WHAT YOU SHOULD DO => List the lines of this listing that hold the word "going".

— begin EXTRACTED INFORMATION —

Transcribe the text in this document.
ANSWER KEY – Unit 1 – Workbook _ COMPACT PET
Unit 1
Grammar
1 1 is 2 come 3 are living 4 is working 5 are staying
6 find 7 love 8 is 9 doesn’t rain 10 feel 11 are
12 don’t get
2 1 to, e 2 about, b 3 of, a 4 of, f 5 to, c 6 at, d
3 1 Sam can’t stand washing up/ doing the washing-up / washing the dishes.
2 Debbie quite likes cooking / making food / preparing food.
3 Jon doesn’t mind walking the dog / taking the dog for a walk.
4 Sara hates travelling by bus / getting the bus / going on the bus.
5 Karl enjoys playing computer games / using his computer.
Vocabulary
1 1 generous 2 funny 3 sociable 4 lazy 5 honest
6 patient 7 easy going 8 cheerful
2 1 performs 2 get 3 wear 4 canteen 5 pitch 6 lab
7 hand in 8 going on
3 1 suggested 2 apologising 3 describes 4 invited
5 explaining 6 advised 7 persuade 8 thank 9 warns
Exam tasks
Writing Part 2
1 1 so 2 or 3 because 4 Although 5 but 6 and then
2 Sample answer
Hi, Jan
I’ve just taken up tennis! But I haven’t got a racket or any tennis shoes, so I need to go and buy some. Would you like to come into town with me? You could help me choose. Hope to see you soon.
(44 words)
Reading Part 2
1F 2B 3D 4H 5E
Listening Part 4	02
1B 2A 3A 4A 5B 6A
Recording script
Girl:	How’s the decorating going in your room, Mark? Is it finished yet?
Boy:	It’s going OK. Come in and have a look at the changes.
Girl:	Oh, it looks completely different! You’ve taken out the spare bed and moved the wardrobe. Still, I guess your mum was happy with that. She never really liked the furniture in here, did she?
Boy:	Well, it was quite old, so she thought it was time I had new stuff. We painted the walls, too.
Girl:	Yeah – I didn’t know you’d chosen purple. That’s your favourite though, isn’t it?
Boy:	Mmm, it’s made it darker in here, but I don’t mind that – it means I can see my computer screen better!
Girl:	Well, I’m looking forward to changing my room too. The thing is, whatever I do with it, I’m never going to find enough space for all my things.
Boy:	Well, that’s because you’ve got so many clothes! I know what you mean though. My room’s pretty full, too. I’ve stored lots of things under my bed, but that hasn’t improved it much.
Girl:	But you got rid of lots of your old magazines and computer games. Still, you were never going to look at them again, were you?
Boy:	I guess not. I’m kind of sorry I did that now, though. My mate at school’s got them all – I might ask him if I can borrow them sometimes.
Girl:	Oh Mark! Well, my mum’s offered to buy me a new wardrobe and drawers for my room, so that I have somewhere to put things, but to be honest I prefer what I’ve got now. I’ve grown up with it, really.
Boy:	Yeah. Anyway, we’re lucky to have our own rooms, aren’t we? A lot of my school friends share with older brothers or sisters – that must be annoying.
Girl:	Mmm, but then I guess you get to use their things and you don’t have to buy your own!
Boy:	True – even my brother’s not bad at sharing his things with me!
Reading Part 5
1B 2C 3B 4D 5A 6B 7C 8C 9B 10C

— end EXTRACTED INFORMATION —

FINAL RESULT =>
4 Sara hates travelling by bus / getting the bus / going on the bus.
6 patient 7 easy going 8 cheerful
7 hand in 8 going on
Girl:	How’s the decorating going in your room, Mark? Is it finished yet?
Boy:	It’s going OK. Come in and have a look at the changes.
Girl:	Well, I’m looking forward to changing my room too. The thing is, whatever I do with it, I’m never going to find enough space for all my things.
Girl:	But you got rid of lots of your old magazines and computer games. Still, you were never going to look at them again, were you?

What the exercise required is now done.